Carry none of the pictures over; set down the material below exactly.
━━━ GIVEN DATA
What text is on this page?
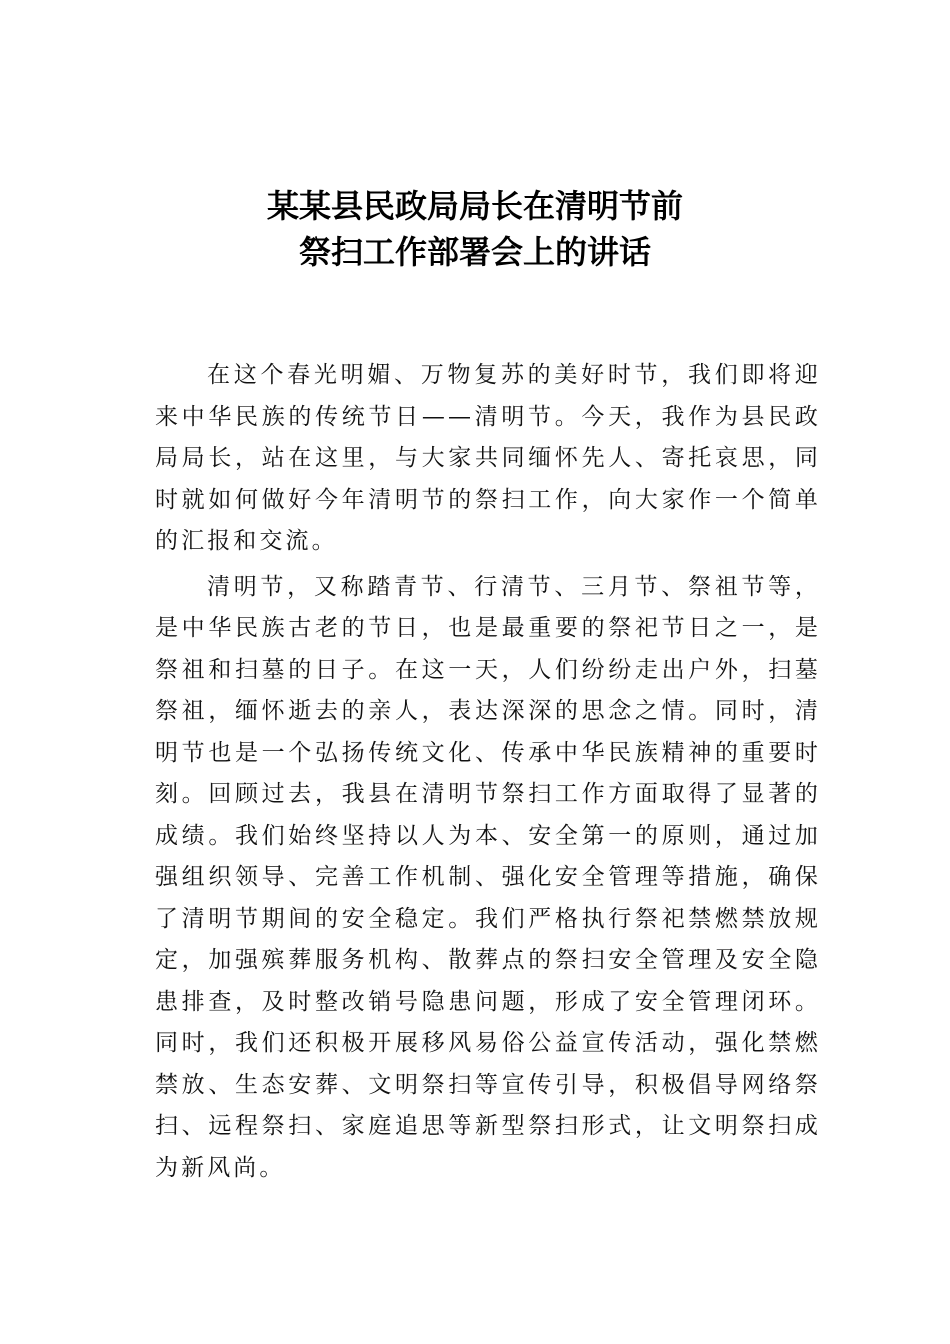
某某县民政局局长在清明节前
祭扫工作部署会上的讲话

在这个春光明媚、万物复苏的美好时节，我们即将迎来中华民族的传统节日——清明节。今天，我作为县民政局局长，站在这里，与大家共同缅怀先人、寄托哀思，同时就如何做好今年清明节的祭扫工作，向大家作一个简单的汇报和交流。

清明节，又称踏青节、行清节、三月节、祭祖节等，是中华民族古老的节日，也是最重要的祭祀节日之一，是祭祖和扫墓的日子。在这一天，人们纷纷走出户外，扫墓祭祖，缅怀逝去的亲人，表达深深的思念之情。同时，清明节也是一个弘扬传统文化、传承中华民族精神的重要时刻。回顾过去，我县在清明节祭扫工作方面取得了显著的成绩。我们始终坚持以人为本、安全第一的原则，通过加强组织领导、完善工作机制、强化安全管理等措施，确保了清明节期间的安全稳定。我们严格执行祭祀禁燃禁放规定，加强殡葬服务机构、散葬点的祭扫安全管理及安全隐患排查，及时整改销号隐患问题，形成了安全管理闭环。同时，我们还积极开展移风易俗公益宣传活动，强化禁燃禁放、生态安葬、文明祭扫等宣传引导，积极倡导网络祭扫、远程祭扫、家庭追思等新型祭扫形式，让文明祭扫成为新风尚。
━━━━━━
_FINISHED ANSWER_
What text is on this page?
某某县民政局局长在清明节前
祭扫工作部署会上的讲话

在这个春光明媚、万物复苏的美好时节，我们即将迎来中华民族的传统节日——清明节。今天，我作为县民政局局长，站在这里，与大家共同缅怀先人、寄托哀思，同时就如何做好今年清明节的祭扫工作，向大家作一个简单的汇报和交流。

清明节，又称踏青节、行清节、三月节、祭祖节等，是中华民族古老的节日，也是最重要的祭祀节日之一，是祭祖和扫墓的日子。在这一天，人们纷纷走出户外，扫墓祭祖，缅怀逝去的亲人，表达深深的思念之情。同时，清明节也是一个弘扬传统文化、传承中华民族精神的重要时刻。回顾过去，我县在清明节祭扫工作方面取得了显著的成绩。我们始终坚持以人为本、安全第一的原则，通过加强组织领导、完善工作机制、强化安全管理等措施，确保了清明节期间的安全稳定。我们严格执行祭祀禁燃禁放规定，加强殡葬服务机构、散葬点的祭扫安全管理及安全隐患排查，及时整改销号隐患问题，形成了安全管理闭环。同时，我们还积极开展移风易俗公益宣传活动，强化禁燃禁放、生态安葬、文明祭扫等宣传引导，积极倡导网络祭扫、远程祭扫、家庭追思等新型祭扫形式，让文明祭扫成为新风尚。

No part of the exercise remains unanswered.